╭─ Information supplied

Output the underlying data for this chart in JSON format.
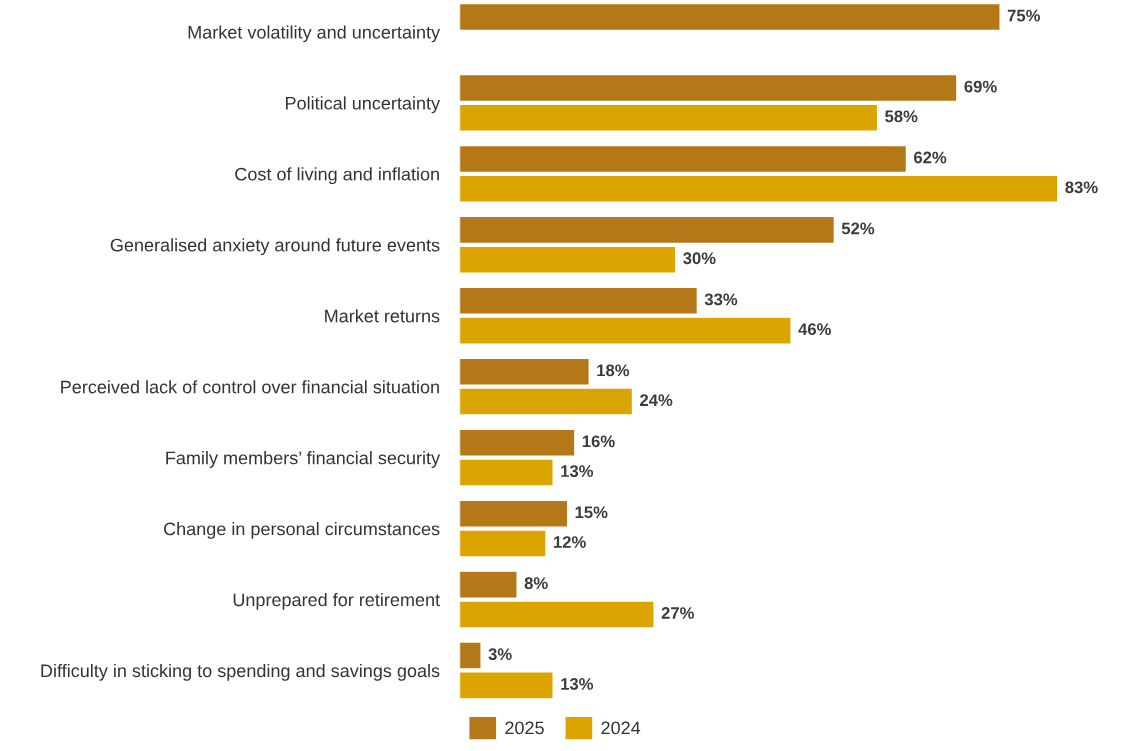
{
  "chart_data": {
    "type": "bar",
    "orientation": "horizontal",
    "categories": [
      "Market volatility and uncertainty",
      "Political uncertainty",
      "Cost of living and inflation",
      "Generalised anxiety around future events",
      "Market returns",
      "Perceived lack of control over financial situation",
      "Family members’ financial security",
      "Change in personal circumstances",
      "Unprepared for retirement",
      "Difficulty in sticking to spending and savings goals"
    ],
    "series": [
      {
        "name": "2025",
        "color": "#b47819",
        "values": [
          75,
          69,
          62,
          52,
          33,
          18,
          16,
          15,
          8,
          3
        ],
        "value_labels": [
          "75%",
          "69%",
          "62%",
          "52%",
          "33%",
          "18%",
          "16%",
          "15%",
          "8%",
          "3%"
        ]
      },
      {
        "name": "2024",
        "color": "#dba400",
        "values": [
          null,
          58,
          83,
          30,
          46,
          24,
          13,
          12,
          27,
          13
        ],
        "value_labels": [
          null,
          "58%",
          "83%",
          "30%",
          "46%",
          "24%",
          "13%",
          "12%",
          "27%",
          "13%"
        ]
      }
    ],
    "legend": "bottom",
    "tick_labels": "y",
    "grid": false
  }
}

╰─

Where a line of the material above holds the string "Market", copy that line.

== Exercise output ==
      "Market volatility and uncertainty",
      "Market returns",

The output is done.